Par Nicolas Houguet - publié le 14 octobre 2009 à 00h00 ,
MAJ le 17 mars 2010 à 12h41 - 0 commentaire(s)
Dans les Témoins en 2007, elle collabore de nouveau avec André Téchiné, dans le rôle d'une femme de lettres tentant d'écrire un roman. Elle y est la femme de Sami Bouajilla, flic à la brigade des moeurs et l'amie de Michel Blanc, dans une oeuvre qui évoque les difficiles relations entre les êtres et la montée du Sida au milieu des années 80. Après ce contexte grave, elle se change les idées dans Disco de Fabien Oteniente, en prof de danse de Franck Dubosc. Elle allait dans l'auto-parodie en actrice poursuivie par un fan envahissant, Kad Merad, dans Mes Stars et moi de Laetitia Colombani (où elle donnait de nouveau la réplique à Catherine Deneuve).

On préfère toutefois l'originalité et la fièvre de Vinyan, où elle est une mère, persuadée que son fils a survécu au Tsunami qui a dévasté la Thaïlande. Elle y retourne avec son époux et part dans une quête fantomatique et désespérée, plongée dans un voyage trouble, au coeur des ténèbres et de la folie. Béart livre une interprétation fascinante. Elle s'est investie très fort dans ce projet.





























Portée par ses convictions, Emmanuelle Béart est ambassadrice de l'UNICEF. Dans la vie, comme dans ses rôles, elle est entière, se consacre à ce qui lui tient à coeur avec un engagement total. Le dénominateur commun de ses rôles éclectiques, c'est cette manière de s'y immerger, avec une intensité, une jubilation et une intégrité qui embrasse tous les registres.

La beauté d'Emmanuelle Béart est sans doute là: dans sa manière généreuse de donner à voir toutes les facettes de son talent et de sa personnalité, d'oser aborder d'autres univers, risqués ou inattendus, comme prochainement celui de Virginie Despentes (pour Bye bye Blondie). Elle surprend sans cesse, sans jamais se limiter à une seule dimension.

▶ _À faire_:
a - Relevez tous les titres de films mentionnés dans le passage sur Emmanuelle Béart.
b - D'après le passage sur Emmanuelle Béart, de quelle organisation l'actrice est-elle ambassadrice ?

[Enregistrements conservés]
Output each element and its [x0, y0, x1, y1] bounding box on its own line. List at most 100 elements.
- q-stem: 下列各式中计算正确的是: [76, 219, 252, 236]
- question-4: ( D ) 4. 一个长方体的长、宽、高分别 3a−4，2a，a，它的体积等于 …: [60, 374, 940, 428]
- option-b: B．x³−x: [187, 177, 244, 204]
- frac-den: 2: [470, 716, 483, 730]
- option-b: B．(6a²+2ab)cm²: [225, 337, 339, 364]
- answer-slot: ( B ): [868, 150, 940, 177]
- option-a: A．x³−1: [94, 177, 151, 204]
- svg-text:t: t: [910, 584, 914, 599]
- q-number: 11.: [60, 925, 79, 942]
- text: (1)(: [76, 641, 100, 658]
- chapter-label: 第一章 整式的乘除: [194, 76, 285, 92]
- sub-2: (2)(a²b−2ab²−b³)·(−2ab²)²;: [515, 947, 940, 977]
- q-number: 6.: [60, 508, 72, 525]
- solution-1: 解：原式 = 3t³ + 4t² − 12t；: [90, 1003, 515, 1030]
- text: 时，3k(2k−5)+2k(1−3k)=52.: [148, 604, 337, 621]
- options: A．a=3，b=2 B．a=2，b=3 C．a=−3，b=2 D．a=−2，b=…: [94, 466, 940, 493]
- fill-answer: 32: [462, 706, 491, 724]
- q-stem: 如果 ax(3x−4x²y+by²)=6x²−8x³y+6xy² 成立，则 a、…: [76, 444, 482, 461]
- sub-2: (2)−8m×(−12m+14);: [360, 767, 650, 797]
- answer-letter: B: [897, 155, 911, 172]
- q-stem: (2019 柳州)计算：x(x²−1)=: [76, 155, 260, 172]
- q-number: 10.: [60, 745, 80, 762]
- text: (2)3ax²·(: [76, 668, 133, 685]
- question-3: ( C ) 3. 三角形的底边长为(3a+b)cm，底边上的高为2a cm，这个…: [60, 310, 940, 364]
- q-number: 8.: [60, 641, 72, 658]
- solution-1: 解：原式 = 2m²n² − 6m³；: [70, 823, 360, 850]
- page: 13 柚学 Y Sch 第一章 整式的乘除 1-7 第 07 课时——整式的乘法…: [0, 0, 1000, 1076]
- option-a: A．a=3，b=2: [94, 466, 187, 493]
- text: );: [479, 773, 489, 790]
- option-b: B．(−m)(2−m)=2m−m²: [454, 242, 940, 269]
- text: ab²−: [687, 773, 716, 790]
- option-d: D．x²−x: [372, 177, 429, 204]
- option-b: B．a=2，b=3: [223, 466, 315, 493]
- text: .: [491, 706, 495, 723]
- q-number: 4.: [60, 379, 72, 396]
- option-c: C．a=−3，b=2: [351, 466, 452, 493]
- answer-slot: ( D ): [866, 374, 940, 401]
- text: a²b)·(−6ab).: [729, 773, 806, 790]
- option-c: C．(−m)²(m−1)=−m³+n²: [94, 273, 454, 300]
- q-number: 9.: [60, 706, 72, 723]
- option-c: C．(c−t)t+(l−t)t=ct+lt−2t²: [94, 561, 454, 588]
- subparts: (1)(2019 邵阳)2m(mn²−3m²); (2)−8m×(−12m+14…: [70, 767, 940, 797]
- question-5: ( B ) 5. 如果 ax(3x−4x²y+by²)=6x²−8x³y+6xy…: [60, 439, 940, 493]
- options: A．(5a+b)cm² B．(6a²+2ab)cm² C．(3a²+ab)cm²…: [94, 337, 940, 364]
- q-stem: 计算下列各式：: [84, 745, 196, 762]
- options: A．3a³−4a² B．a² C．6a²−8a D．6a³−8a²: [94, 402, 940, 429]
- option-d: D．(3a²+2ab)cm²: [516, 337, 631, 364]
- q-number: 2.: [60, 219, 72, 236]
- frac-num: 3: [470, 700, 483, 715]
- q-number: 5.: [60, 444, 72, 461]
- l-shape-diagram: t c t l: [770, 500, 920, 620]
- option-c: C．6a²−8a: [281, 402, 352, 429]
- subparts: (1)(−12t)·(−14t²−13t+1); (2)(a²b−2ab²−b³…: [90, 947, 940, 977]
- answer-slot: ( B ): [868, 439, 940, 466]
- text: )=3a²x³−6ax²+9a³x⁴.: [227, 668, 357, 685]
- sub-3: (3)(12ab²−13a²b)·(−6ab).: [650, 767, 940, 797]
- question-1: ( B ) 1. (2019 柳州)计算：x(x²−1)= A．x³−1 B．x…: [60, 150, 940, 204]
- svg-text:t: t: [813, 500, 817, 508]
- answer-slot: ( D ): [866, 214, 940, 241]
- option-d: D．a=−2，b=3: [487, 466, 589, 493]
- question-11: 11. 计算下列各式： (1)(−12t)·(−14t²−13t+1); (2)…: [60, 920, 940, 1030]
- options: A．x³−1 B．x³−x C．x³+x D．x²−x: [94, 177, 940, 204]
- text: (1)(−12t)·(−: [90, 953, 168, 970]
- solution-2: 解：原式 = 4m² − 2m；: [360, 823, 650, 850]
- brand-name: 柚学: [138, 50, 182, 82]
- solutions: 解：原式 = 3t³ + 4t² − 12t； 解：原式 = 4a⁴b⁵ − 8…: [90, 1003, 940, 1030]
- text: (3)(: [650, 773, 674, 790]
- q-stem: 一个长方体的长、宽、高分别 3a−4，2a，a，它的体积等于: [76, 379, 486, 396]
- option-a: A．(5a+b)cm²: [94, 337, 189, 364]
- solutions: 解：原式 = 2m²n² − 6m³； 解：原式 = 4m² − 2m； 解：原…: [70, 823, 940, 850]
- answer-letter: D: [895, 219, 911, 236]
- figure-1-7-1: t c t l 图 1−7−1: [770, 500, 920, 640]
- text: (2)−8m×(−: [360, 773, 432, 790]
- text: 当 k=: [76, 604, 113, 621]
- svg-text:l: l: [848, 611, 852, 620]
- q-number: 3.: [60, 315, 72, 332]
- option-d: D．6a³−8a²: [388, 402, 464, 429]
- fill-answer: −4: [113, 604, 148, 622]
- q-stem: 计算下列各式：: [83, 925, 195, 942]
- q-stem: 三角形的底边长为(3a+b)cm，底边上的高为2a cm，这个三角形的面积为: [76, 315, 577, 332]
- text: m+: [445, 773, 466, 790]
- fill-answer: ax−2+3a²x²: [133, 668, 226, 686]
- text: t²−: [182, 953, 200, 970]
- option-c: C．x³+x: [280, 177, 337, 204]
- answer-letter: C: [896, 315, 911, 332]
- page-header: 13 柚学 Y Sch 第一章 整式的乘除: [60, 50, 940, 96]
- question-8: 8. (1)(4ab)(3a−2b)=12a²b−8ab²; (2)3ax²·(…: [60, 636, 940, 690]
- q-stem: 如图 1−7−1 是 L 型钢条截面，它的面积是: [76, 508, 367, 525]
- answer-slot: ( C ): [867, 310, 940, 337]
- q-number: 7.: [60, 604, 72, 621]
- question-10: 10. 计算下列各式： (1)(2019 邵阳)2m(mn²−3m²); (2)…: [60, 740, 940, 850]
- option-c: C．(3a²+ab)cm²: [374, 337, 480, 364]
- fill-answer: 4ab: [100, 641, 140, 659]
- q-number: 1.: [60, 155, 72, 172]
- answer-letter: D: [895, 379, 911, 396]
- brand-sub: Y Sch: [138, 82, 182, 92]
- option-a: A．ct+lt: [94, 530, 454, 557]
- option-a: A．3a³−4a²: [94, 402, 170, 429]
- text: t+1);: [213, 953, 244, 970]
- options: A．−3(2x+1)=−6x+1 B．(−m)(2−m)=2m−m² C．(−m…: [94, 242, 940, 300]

▶ _Solutions_:
a - les Témoins, Disco, Mes Stars et moi, Vinyan, Bye bye Blondie

b - De l'UNICEF.